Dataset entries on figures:
● ● ● ●
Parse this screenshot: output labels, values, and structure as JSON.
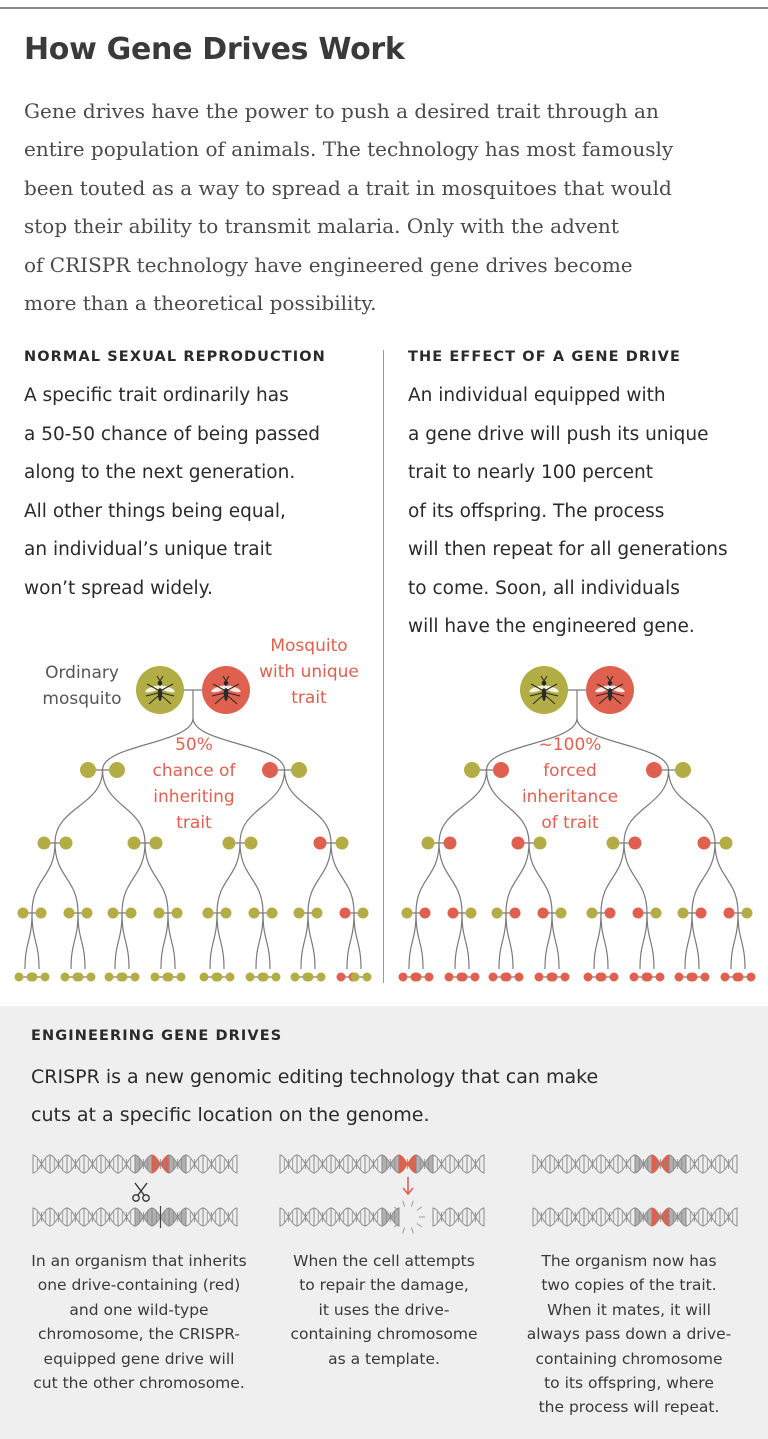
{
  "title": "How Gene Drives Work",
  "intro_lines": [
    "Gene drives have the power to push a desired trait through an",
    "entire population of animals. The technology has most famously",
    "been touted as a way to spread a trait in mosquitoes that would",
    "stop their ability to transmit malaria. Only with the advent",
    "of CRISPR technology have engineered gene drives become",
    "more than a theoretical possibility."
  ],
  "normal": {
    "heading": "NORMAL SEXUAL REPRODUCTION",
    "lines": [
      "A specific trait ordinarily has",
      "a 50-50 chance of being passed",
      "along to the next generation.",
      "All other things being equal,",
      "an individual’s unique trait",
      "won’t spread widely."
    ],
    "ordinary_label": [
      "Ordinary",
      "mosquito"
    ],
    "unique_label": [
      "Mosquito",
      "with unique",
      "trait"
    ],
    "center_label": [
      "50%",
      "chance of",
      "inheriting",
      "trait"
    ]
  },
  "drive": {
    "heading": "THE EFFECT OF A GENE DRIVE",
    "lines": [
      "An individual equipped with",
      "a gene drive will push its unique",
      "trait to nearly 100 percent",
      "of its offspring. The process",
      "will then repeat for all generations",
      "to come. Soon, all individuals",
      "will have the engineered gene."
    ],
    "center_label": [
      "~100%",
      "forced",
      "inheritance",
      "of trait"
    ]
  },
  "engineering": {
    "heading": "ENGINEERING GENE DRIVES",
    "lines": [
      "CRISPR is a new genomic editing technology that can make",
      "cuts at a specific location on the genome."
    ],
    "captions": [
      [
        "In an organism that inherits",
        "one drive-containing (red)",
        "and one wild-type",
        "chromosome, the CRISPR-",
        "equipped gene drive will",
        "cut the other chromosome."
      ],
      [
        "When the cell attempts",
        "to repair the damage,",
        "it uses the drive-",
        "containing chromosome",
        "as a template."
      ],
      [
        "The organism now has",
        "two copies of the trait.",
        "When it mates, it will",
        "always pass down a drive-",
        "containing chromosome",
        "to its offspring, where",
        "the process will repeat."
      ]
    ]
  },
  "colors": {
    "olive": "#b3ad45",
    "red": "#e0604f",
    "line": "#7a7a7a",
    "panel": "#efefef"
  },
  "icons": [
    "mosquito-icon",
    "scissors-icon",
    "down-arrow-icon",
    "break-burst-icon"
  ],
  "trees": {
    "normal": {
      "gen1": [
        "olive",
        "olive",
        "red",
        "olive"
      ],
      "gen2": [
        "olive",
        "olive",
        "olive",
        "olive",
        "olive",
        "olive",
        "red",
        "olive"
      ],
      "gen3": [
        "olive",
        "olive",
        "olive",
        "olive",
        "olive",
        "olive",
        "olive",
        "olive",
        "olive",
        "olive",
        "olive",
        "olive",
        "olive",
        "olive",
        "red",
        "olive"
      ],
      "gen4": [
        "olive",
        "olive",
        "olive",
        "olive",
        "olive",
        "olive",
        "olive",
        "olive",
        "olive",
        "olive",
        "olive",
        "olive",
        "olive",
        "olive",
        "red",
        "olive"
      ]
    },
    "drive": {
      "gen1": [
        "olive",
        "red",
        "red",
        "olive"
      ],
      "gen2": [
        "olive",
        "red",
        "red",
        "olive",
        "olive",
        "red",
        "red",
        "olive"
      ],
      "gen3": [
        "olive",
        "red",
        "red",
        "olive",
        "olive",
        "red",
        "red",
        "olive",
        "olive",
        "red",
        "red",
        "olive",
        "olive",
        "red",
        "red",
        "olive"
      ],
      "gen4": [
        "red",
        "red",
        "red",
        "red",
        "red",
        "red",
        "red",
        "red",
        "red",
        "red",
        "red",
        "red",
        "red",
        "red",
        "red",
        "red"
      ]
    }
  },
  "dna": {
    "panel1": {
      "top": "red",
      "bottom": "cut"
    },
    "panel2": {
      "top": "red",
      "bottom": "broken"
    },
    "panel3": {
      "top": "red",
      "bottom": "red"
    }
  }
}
● ● ● ●
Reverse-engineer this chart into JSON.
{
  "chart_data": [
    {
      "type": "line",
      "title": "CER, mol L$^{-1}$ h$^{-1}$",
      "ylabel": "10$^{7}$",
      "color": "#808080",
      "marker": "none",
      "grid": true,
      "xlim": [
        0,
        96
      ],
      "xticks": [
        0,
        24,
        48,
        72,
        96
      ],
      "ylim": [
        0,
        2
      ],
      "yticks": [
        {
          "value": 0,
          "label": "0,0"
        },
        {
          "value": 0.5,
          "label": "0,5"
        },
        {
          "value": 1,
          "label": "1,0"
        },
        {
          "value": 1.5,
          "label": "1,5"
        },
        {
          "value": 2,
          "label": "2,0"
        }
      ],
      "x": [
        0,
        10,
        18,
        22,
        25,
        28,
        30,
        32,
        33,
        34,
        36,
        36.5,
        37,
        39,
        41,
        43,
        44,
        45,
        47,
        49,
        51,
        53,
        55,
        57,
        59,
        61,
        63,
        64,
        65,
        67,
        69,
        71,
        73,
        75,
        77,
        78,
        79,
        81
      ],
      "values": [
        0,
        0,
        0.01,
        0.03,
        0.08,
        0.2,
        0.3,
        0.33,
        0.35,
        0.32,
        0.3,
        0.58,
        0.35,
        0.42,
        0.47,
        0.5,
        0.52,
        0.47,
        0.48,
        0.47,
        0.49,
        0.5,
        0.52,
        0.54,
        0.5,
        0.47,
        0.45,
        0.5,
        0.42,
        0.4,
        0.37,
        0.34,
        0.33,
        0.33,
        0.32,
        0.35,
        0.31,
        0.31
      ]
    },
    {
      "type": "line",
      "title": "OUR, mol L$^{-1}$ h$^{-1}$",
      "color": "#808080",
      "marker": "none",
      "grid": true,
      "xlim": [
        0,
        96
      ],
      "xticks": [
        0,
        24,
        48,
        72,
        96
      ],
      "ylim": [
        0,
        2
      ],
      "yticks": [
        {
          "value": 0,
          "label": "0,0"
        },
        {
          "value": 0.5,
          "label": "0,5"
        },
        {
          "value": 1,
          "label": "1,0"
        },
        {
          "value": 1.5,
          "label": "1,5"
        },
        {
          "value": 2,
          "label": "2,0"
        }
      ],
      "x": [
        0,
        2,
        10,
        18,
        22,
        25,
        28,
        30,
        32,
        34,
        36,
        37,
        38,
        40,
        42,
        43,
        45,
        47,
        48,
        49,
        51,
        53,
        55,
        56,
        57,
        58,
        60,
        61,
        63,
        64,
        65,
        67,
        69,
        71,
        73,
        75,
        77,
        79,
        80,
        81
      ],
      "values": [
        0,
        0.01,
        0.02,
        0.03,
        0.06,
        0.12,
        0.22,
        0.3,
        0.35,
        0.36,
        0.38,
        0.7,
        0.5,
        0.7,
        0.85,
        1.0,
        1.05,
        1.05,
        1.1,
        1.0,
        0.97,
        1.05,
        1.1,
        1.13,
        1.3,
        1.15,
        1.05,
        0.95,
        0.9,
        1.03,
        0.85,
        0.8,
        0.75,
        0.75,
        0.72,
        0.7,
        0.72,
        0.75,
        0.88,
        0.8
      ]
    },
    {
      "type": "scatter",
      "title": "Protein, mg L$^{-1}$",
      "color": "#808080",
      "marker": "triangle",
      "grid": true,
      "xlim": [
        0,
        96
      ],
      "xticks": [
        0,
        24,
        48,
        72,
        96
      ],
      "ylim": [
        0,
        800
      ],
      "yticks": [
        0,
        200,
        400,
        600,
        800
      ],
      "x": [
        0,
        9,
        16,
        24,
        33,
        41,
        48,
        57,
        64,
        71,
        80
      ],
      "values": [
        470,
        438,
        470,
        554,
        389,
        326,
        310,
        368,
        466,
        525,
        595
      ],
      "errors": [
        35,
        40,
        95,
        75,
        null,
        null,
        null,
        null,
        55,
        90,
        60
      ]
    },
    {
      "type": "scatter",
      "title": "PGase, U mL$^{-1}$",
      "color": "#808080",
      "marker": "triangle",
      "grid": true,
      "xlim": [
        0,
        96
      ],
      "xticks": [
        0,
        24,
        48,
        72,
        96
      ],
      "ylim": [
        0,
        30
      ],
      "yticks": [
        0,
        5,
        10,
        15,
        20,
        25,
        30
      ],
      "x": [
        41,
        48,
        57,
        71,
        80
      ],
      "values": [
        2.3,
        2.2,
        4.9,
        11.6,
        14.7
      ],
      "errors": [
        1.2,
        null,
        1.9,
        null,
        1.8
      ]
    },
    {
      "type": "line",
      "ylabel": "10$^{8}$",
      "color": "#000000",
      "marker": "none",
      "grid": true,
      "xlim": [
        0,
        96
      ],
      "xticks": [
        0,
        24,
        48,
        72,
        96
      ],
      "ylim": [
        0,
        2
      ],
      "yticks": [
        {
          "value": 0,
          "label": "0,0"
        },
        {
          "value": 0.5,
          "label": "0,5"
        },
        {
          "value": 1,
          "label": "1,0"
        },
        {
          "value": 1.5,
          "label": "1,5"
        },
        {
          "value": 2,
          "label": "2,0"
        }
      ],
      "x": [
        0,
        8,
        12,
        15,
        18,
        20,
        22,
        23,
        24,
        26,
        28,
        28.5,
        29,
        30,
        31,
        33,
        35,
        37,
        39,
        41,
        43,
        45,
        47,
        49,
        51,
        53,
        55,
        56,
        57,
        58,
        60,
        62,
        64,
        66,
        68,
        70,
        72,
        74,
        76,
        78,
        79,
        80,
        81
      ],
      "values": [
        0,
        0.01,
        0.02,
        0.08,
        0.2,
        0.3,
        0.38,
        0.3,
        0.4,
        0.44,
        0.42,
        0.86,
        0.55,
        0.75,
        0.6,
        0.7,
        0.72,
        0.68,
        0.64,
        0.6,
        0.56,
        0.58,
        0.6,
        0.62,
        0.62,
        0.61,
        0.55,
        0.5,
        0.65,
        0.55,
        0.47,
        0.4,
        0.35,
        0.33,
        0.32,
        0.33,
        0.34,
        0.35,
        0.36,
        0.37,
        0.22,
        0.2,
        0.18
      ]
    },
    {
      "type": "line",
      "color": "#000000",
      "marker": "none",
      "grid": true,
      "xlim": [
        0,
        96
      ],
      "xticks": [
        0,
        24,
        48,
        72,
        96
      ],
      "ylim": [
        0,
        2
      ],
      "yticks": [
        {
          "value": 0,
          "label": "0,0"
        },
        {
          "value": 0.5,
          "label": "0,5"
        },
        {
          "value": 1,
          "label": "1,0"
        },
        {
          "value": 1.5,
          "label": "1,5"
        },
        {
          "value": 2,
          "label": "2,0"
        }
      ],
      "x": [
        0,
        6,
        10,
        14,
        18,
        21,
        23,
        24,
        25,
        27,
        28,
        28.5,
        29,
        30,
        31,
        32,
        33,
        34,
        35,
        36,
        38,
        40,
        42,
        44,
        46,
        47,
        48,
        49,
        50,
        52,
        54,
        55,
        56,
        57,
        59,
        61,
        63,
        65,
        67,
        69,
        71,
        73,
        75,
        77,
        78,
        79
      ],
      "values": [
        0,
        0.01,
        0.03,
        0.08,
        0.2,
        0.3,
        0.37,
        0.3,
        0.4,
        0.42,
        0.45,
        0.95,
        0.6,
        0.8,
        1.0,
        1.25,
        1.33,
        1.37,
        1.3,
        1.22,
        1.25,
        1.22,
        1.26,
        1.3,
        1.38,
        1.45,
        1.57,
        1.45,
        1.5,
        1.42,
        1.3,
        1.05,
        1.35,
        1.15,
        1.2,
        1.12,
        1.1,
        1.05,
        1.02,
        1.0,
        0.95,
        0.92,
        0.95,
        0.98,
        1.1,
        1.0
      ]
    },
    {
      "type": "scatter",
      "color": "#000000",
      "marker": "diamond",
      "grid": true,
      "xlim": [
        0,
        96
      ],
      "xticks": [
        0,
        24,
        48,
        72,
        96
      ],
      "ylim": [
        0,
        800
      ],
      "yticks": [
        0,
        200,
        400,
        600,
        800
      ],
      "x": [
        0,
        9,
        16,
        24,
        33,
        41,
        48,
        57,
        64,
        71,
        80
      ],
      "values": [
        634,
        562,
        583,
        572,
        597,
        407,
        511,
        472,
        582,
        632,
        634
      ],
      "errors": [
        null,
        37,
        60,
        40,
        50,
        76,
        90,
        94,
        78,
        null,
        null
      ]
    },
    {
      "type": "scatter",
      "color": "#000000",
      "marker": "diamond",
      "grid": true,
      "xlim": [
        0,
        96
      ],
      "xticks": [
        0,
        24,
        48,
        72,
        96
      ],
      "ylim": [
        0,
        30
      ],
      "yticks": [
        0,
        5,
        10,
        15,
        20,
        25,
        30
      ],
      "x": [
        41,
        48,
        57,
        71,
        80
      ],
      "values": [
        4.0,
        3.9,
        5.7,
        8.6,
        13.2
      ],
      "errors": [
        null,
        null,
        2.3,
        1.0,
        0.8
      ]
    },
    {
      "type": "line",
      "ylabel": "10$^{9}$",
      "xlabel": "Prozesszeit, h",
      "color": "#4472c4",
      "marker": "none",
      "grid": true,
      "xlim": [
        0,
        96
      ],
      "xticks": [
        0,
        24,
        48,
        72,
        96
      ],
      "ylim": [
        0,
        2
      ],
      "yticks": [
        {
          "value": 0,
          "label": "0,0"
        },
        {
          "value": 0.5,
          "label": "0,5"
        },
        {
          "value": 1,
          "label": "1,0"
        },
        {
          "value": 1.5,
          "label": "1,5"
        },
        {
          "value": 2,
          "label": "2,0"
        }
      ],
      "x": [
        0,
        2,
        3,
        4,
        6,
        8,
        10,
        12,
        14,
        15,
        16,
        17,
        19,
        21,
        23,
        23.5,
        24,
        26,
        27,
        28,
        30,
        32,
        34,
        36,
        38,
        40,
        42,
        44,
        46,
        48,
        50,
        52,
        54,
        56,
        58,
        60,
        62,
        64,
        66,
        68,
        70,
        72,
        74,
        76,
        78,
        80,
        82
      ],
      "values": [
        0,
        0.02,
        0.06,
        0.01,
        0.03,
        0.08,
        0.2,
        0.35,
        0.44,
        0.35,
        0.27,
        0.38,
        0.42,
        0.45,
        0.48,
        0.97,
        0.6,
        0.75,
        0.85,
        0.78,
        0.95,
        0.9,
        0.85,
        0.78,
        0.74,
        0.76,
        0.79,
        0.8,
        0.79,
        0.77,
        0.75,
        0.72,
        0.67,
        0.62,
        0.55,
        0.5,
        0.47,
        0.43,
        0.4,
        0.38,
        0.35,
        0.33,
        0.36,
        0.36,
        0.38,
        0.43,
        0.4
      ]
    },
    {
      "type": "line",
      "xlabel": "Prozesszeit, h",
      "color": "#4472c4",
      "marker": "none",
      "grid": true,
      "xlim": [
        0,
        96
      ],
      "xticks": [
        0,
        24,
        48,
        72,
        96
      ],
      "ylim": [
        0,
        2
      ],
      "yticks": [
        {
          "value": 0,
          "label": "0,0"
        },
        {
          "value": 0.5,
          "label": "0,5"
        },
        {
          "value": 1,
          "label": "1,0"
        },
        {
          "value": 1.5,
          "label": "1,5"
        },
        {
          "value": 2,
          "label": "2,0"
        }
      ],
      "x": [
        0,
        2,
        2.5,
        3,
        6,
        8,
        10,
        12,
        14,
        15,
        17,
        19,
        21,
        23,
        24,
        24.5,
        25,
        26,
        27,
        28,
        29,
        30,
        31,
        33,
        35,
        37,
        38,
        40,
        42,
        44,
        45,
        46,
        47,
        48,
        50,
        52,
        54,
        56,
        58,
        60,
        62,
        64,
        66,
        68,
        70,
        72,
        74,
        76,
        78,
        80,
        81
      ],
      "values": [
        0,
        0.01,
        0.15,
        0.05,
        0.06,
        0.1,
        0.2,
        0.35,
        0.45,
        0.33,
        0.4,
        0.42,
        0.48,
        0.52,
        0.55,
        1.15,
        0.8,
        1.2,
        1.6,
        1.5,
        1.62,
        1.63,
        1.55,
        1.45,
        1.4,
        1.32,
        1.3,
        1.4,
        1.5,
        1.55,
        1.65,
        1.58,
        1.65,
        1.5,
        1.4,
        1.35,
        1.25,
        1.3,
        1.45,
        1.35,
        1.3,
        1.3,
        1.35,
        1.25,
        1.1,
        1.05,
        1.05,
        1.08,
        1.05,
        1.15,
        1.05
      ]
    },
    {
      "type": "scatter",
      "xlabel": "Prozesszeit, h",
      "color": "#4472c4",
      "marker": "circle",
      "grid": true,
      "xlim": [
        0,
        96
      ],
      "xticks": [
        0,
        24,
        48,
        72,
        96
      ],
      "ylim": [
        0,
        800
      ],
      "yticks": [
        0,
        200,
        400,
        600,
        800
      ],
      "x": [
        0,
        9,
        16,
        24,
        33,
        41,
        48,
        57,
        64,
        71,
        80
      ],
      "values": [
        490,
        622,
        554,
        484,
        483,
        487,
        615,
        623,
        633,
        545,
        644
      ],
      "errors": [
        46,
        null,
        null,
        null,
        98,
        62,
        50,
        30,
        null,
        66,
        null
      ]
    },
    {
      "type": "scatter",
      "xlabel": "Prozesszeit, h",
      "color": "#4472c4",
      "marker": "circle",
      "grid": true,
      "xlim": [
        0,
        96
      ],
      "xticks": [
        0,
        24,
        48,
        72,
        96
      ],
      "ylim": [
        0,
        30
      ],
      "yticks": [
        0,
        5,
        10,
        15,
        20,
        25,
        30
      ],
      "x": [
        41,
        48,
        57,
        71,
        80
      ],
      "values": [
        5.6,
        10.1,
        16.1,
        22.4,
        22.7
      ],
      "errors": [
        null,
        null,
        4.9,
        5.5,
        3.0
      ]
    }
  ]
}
● ● ● ●
→ Exercise instructions
Copy here each line of the preceding records with "being" in it.

→ Output of the task
      "a 50-50 chance of being passed",
      "All other things being equal,",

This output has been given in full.